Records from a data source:
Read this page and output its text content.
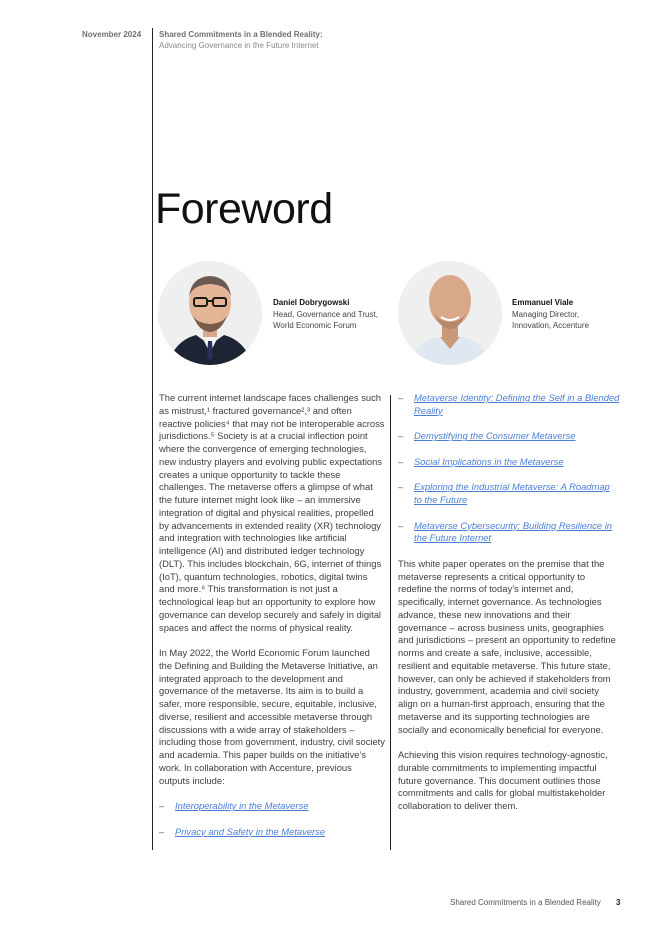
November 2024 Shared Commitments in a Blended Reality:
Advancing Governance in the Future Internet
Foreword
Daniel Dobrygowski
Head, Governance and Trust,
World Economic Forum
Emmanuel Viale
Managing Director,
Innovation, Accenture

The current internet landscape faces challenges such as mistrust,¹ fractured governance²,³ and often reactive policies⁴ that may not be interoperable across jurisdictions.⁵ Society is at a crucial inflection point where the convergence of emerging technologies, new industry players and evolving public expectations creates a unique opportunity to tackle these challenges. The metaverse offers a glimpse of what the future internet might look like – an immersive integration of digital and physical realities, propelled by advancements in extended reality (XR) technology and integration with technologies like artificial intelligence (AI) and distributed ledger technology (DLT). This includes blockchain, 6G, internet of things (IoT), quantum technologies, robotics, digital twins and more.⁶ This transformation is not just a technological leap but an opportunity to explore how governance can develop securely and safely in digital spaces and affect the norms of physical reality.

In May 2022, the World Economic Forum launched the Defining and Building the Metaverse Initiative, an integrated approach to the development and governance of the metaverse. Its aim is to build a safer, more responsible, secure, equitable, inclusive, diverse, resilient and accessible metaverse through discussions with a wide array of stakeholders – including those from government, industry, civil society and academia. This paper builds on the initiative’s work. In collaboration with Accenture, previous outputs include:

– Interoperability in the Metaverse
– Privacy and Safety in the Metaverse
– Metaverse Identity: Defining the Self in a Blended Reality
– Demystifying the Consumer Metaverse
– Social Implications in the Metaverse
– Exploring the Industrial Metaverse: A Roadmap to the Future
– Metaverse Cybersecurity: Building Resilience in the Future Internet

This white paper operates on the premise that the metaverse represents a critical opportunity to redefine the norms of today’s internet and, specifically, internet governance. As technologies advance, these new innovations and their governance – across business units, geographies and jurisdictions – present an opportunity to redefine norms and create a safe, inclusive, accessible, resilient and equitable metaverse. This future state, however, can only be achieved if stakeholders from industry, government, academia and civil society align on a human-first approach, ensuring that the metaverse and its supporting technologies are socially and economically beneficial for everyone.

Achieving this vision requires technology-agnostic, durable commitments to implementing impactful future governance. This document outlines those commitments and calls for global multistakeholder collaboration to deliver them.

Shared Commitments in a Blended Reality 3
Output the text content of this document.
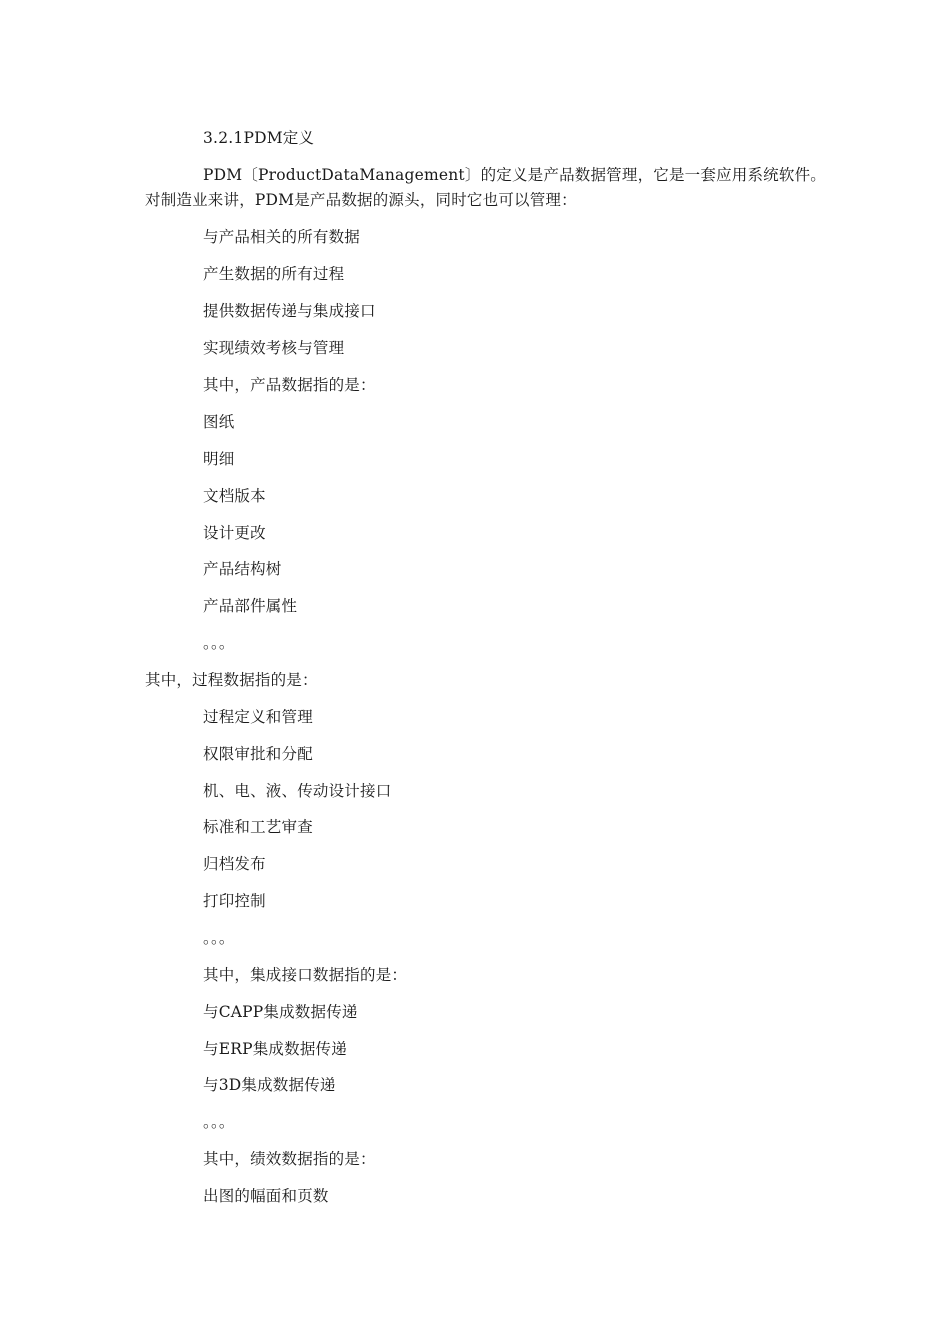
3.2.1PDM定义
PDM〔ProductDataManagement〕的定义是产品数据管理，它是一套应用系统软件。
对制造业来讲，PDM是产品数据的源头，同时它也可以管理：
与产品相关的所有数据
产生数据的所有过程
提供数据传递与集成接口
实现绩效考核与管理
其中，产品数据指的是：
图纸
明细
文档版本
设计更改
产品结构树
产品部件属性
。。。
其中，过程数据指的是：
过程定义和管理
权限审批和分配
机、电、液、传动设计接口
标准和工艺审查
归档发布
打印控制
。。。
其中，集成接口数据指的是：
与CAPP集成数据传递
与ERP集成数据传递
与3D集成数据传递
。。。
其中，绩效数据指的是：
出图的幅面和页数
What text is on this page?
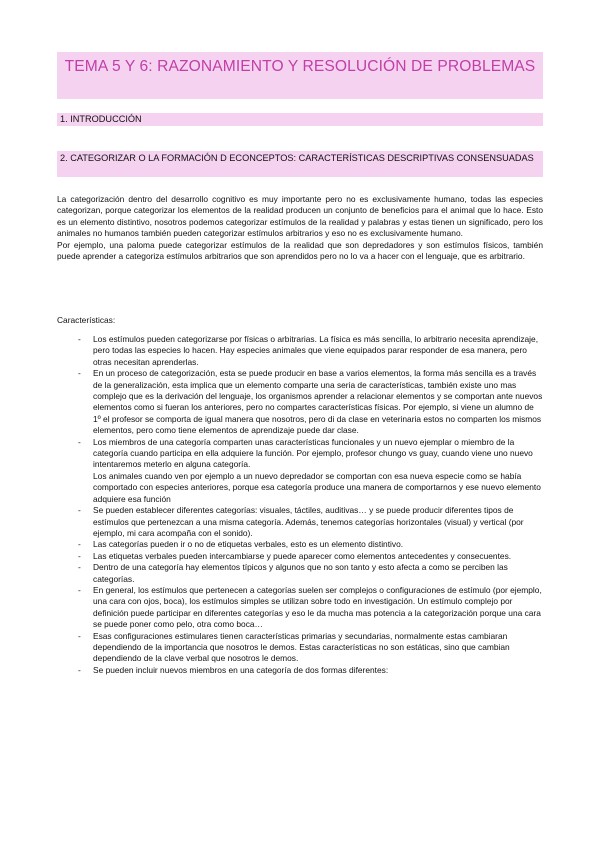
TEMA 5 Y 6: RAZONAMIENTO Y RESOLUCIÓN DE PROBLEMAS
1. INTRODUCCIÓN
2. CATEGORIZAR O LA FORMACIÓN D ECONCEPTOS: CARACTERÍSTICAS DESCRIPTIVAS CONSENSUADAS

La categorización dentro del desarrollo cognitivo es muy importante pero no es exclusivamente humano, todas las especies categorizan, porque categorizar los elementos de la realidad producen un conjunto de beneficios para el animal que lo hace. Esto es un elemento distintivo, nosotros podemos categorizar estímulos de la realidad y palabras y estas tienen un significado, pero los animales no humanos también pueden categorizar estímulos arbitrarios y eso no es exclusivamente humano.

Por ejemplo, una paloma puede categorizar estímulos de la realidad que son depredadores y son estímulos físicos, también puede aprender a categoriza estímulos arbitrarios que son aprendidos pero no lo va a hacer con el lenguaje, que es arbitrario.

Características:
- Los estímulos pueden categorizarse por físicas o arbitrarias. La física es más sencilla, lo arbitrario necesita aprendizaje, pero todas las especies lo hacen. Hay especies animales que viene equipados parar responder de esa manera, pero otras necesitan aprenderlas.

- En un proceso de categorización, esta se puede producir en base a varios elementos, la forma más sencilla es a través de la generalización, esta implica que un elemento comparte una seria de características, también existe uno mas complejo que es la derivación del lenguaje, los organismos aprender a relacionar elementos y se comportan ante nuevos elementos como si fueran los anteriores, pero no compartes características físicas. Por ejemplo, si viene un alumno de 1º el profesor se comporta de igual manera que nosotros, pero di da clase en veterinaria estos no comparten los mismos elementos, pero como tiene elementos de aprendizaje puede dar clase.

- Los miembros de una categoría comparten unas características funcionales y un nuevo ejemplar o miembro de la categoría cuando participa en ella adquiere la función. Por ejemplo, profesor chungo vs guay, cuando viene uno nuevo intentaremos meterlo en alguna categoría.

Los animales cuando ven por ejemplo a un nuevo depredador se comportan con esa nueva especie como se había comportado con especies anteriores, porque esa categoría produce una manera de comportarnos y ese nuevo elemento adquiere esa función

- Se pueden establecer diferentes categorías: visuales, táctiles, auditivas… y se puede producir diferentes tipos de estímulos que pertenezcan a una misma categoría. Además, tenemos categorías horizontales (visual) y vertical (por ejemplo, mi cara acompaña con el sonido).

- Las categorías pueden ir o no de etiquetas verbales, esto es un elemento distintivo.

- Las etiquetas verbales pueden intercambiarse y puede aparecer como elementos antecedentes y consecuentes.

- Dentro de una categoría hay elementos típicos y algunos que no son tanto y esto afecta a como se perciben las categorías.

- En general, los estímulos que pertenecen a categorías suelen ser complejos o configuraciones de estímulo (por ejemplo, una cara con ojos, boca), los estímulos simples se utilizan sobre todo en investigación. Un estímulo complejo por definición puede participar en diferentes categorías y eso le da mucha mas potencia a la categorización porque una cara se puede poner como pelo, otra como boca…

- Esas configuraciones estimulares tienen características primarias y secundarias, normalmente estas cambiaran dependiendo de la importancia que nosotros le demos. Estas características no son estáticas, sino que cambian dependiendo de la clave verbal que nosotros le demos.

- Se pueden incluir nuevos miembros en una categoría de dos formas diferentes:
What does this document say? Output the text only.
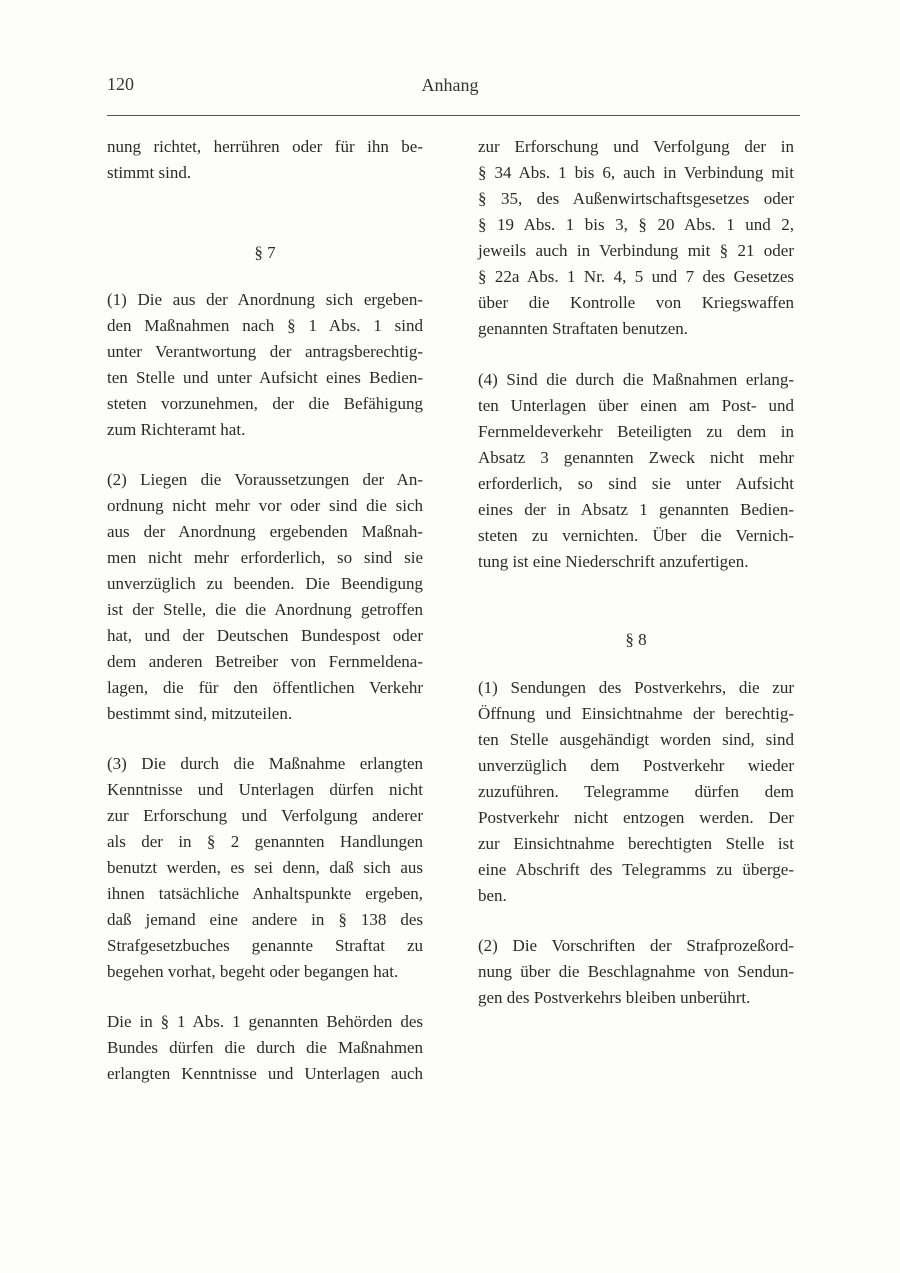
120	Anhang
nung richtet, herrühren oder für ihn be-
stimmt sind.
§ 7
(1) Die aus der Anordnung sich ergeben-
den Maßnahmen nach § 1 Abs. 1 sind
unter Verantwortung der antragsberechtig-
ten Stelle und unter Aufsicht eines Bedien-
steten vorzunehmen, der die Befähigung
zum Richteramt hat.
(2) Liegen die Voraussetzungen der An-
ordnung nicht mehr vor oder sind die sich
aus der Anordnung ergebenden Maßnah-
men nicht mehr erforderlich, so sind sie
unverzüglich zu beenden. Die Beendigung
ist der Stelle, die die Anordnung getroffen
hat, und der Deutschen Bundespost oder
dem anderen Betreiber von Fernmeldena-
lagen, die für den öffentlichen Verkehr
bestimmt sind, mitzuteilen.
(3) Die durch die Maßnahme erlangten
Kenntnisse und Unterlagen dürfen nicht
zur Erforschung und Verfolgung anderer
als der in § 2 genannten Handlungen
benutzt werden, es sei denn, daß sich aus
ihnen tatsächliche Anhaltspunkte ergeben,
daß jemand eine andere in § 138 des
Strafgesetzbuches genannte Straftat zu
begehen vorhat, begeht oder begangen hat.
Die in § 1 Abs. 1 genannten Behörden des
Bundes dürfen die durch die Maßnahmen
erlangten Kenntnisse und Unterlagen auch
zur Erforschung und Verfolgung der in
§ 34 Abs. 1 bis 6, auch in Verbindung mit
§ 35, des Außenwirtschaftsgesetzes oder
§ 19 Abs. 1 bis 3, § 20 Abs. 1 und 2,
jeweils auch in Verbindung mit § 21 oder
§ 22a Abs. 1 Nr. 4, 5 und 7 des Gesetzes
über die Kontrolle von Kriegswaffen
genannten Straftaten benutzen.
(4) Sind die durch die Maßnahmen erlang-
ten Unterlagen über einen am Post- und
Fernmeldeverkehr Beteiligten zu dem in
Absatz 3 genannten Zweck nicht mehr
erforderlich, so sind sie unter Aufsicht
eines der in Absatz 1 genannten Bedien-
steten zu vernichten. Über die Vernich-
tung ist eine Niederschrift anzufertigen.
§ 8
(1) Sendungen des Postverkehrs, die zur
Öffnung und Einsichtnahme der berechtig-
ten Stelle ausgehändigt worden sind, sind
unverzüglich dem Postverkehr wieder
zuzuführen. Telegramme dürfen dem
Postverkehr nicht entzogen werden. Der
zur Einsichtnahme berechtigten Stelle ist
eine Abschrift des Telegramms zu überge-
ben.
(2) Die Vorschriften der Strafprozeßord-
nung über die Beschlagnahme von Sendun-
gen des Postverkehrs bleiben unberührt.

STATED EXERCISE - Find out how many lines in the listing contain the string "Verbindung". Give the number alone.

REPLY TO THE TASK - 2